Set problem:
Do not copy the pictures; transcribe all other material exactly.

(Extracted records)
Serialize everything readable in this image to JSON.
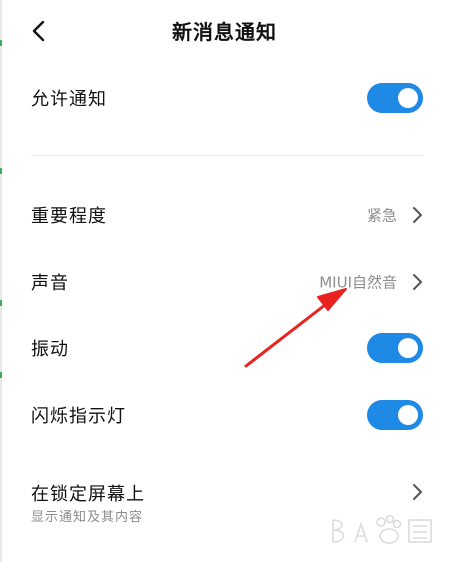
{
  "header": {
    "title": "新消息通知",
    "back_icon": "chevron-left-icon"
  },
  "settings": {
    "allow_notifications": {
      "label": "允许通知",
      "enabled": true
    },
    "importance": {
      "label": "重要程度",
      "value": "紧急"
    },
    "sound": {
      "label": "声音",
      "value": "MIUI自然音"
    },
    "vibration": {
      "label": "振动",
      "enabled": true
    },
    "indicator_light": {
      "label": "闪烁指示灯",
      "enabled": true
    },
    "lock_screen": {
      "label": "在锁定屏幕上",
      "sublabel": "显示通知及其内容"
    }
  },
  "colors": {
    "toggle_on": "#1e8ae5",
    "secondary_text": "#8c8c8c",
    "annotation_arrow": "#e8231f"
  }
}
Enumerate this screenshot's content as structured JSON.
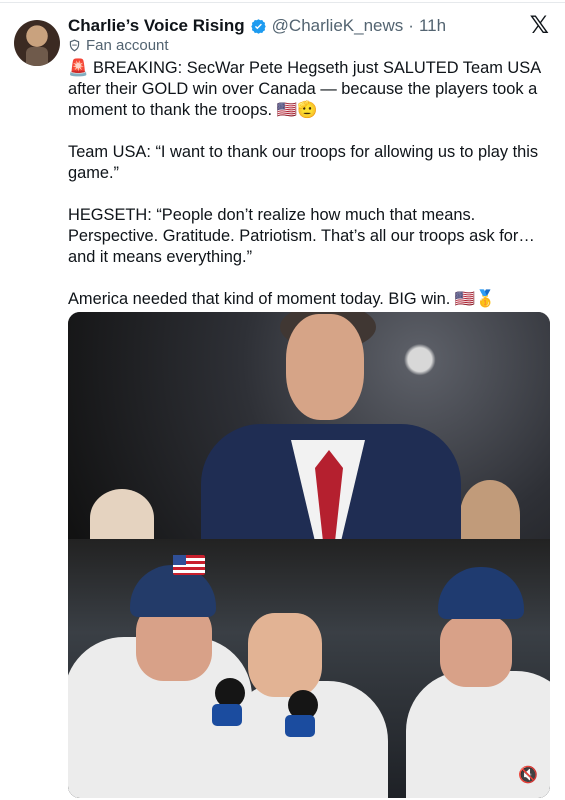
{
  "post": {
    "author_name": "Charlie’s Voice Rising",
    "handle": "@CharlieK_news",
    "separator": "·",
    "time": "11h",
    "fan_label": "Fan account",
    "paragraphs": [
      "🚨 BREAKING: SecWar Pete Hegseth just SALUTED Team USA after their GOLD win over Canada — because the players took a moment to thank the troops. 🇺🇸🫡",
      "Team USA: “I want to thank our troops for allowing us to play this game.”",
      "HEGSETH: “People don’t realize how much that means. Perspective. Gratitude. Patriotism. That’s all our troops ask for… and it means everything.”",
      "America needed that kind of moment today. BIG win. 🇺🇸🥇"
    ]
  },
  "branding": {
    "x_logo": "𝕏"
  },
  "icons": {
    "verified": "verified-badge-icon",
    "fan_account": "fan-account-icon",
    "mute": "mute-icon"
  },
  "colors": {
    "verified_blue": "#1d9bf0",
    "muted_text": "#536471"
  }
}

Written solution:
Serialize everything readable in this image to JSON.
{
  "header": {
    "title": "新消息通知",
    "back_icon": "chevron-left-icon"
  },
  "settings": {
    "allow_notifications": {
      "label": "允许通知",
      "enabled": true
    },
    "importance": {
      "label": "重要程度",
      "value": "紧急"
    },
    "sound": {
      "label": "声音",
      "value": "MIUI自然音"
    },
    "vibration": {
      "label": "振动",
      "enabled": true
    },
    "indicator_light": {
      "label": "闪烁指示灯",
      "enabled": true
    },
    "lock_screen": {
      "label": "在锁定屏幕上",
      "sublabel": "显示通知及其内容"
    }
  },
  "colors": {
    "toggle_on": "#1e8ae5",
    "secondary_text": "#8c8c8c",
    "annotation_arrow": "#e8231f"
  }
}
Enumerate this screenshot's content as structured JSON.
{
  "post": {
    "author_name": "Charlie’s Voice Rising",
    "handle": "@CharlieK_news",
    "separator": "·",
    "time": "11h",
    "fan_label": "Fan account",
    "paragraphs": [
      "🚨 BREAKING: SecWar Pete Hegseth just SALUTED Team USA after their GOLD win over Canada — because the players took a moment to thank the troops. 🇺🇸🫡",
      "Team USA: “I want to thank our troops for allowing us to play this game.”",
      "HEGSETH: “People don’t realize how much that means. Perspective. Gratitude. Patriotism. That’s all our troops ask for… and it means everything.”",
      "America needed that kind of moment today. BIG win. 🇺🇸🥇"
    ]
  },
  "branding": {
    "x_logo": "𝕏"
  },
  "icons": {
    "verified": "verified-badge-icon",
    "fan_account": "fan-account-icon",
    "mute": "mute-icon"
  },
  "colors": {
    "verified_blue": "#1d9bf0",
    "muted_text": "#536471"
  }
}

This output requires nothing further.